Data entries for graphics:
::::
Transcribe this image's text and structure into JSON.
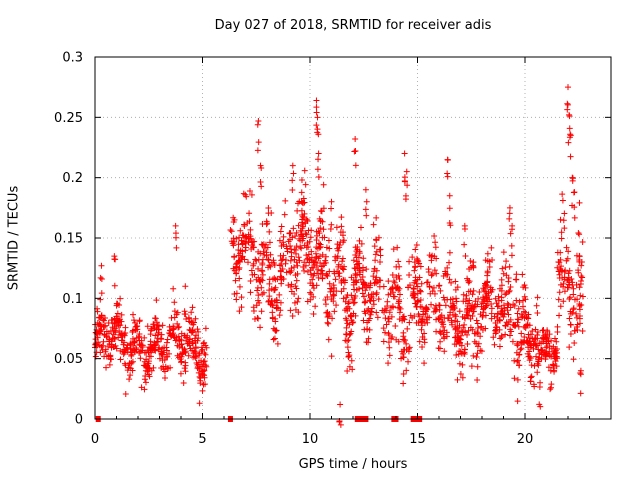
{
  "chart_data": {
    "type": "scatter",
    "title": "Day 027 of 2018, SRMTID for receiver adis",
    "xlabel": "GPS time / hours",
    "ylabel": "SRMTID / TECUs",
    "xlim": [
      0,
      24
    ],
    "ylim": [
      0,
      0.3
    ],
    "xticks": [
      "0",
      "5",
      "10",
      "15",
      "20"
    ],
    "xtick_values": [
      0,
      5,
      10,
      15,
      20
    ],
    "yticks": [
      "0",
      "0.05",
      "0.1",
      "0.15",
      "0.2",
      "0.25",
      "0.3"
    ],
    "ytick_values": [
      0,
      0.05,
      0.1,
      0.15,
      0.2,
      0.25,
      0.3
    ],
    "grid": true,
    "marker": "+",
    "color": "#ff0000",
    "zero_markers_x": [
      0.15,
      6.3,
      12.2,
      12.4,
      12.6,
      13.9,
      14.0,
      14.8,
      14.9,
      15.1
    ],
    "segments": [
      {
        "x_start": 0.0,
        "x_end": 5.2,
        "mean": 0.062,
        "spread": 0.02,
        "peaks": [
          [
            0.3,
            0.127
          ],
          [
            0.9,
            0.135
          ],
          [
            3.75,
            0.16
          ],
          [
            4.2,
            0.11
          ]
        ]
      },
      {
        "x_start": 6.3,
        "x_end": 11.6,
        "mean": 0.13,
        "spread": 0.035,
        "peaks": [
          [
            7.6,
            0.247
          ],
          [
            7.7,
            0.21
          ],
          [
            9.2,
            0.21
          ],
          [
            9.6,
            0.18
          ],
          [
            10.3,
            0.264
          ],
          [
            10.35,
            0.25
          ],
          [
            10.4,
            0.22
          ],
          [
            11.0,
            0.18
          ]
        ]
      },
      {
        "x_start": 11.6,
        "x_end": 15.2,
        "mean": 0.1,
        "spread": 0.035,
        "peaks": [
          [
            12.1,
            0.232
          ],
          [
            12.6,
            0.19
          ],
          [
            14.4,
            0.22
          ],
          [
            14.5,
            0.205
          ],
          [
            11.4,
            0.012
          ]
        ]
      },
      {
        "x_start": 15.2,
        "x_end": 19.0,
        "mean": 0.09,
        "spread": 0.03,
        "peaks": [
          [
            16.4,
            0.215
          ],
          [
            16.5,
            0.185
          ],
          [
            17.2,
            0.16
          ],
          [
            17.6,
            0.13
          ]
        ]
      },
      {
        "x_start": 19.0,
        "x_end": 20.6,
        "mean": 0.08,
        "spread": 0.03,
        "peaks": [
          [
            19.3,
            0.175
          ],
          [
            19.4,
            0.16
          ],
          [
            19.6,
            0.12
          ]
        ]
      },
      {
        "x_start": 20.6,
        "x_end": 21.5,
        "mean": 0.055,
        "spread": 0.015,
        "peaks": [
          [
            20.7,
            0.03
          ],
          [
            21.2,
            0.04
          ]
        ]
      },
      {
        "x_start": 21.5,
        "x_end": 22.7,
        "mean": 0.1,
        "spread": 0.04,
        "peaks": [
          [
            22.0,
            0.275
          ],
          [
            22.05,
            0.252
          ],
          [
            22.1,
            0.236
          ],
          [
            22.2,
            0.2
          ],
          [
            22.3,
            0.188
          ],
          [
            22.6,
            0.04
          ]
        ]
      }
    ]
  }
}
::::
Exercise objective: Work out how many lines of the listing above include the word "SRMTID". Reply with nothing but the count.

Task answer: 2